══ DOCUMENT ══

During the same period there has been an increased interest for carrying through marine investigations in the region. This is partly due to an increased interest among international scientists to be involved in the activities at Zackenberg Research Station and partly due to Greenlandic and Danish scientists having the same interests.

Accordingly, Aage V. Jensen Charity Foundation decided early in 2010 to donate 5 million Danish kroner for construction of a 154 m2 house to accommodate up to ten scientists. The house will contain five double rooms, a combined dinning and living room, modern laboratory facilities and storage facilities for provision and scientific equipment. The construction of the building has already started at a small entrepreneur, Venslev Tømrer and Snedker Entrepriser, in Denmark. In July the different parts for the house will be transported by ship to Northeast Greenland where the house will be assembled during a short and intensive campaign in the last three weeks of August.

═══

Continue the text on the Zackenberg research house from the point where it stops. The data that follow are separate material and are unrelated to the text on the research station house.

══ INFORMATION SHOWN ══

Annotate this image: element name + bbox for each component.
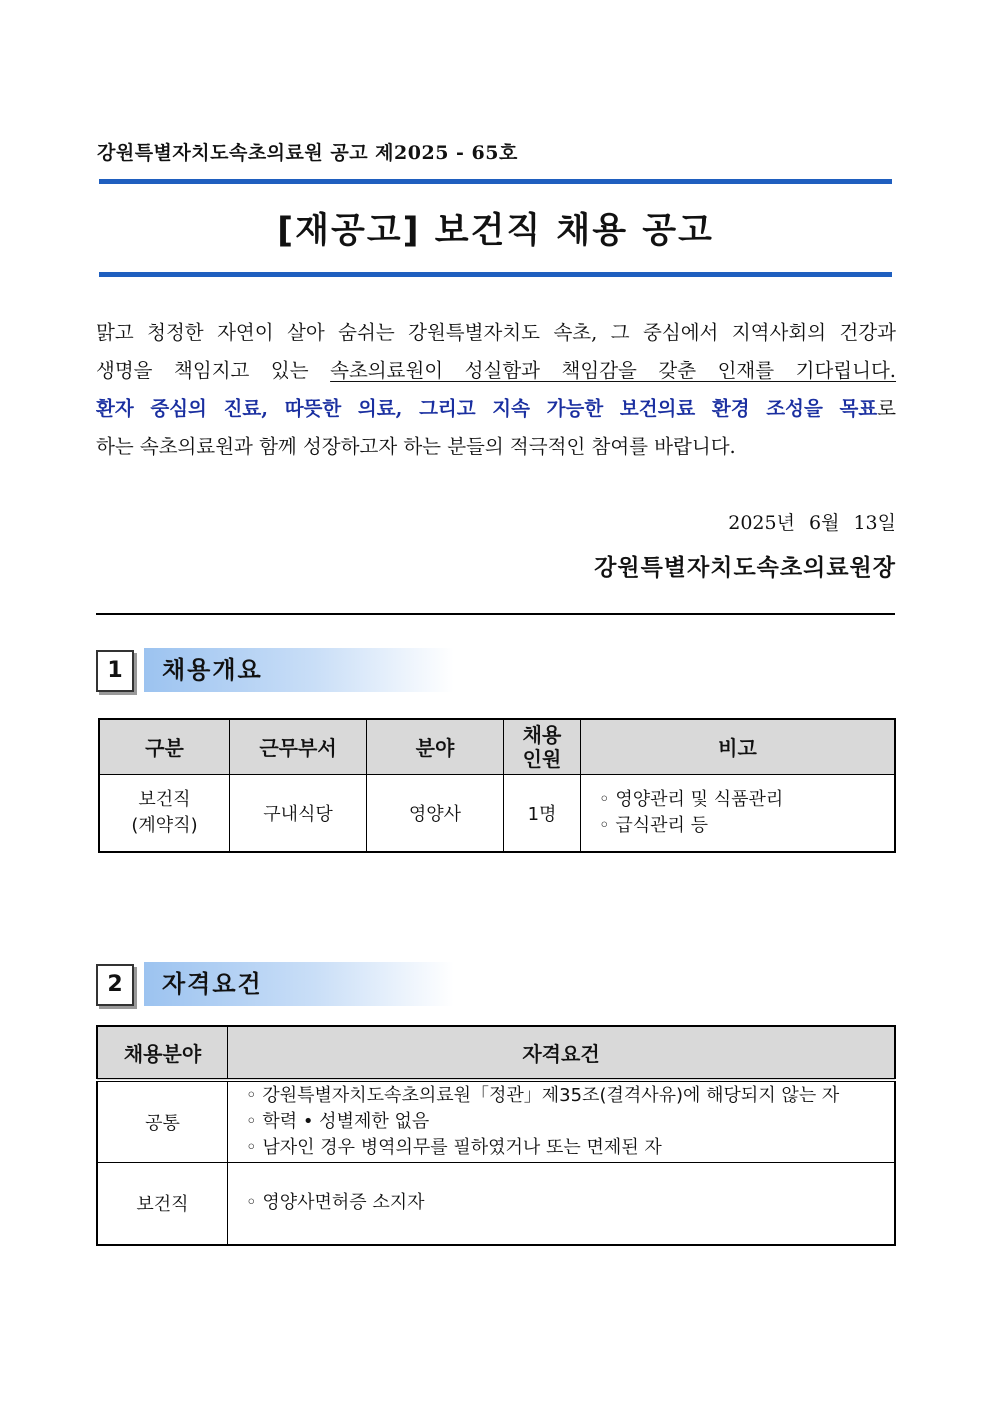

═══

RESPONSE TO THIS EXERCISE:
Also the main station at Zackenberg extends its facilities in 2010. A storage facility for scientific and logistics equipment has for long time been on the list of wishes, and early in 2010 Aarhus Univeristy made means available for a 50 m2 storage facility. This house will also be assembled in August 2010 by the same entrepreneur who also constructs the new building in Daneborg.
 

Light in the windows in Kobbefjord
On 15-16 April 2010 logistics manager Henrik Philipsen from Greenland Institute of Natural Resources and GeoBasis assistant Karl Martin Iversen from Asiaq made a short field campaign in Kobbefjord near Nuuk prior to the main season for work in the area. The purpose of the stay in Kobbefjord was to carry through a helicopter sling operation with a snow mobile and a generator for the field activities in Kobbefjord and to do some radar measurements of snow thickness in the Kobbefjord study area. Henrik Philipsen and Karl Martin Iversen stayed in the field hut over the night between 15 and 16 April, and the above mentioned newly supplied generator allowed for electrical power supply to the newly constructed hut. So for the first night ever there was electrical light in the windows of the Kobbefjord field hut.

The hut in Kobbefjord is used for field activities under the programme Greenland Ecosystem Monitoring. The construction of the hut was based on means donated by Aage V. Jensen Charity Foundation.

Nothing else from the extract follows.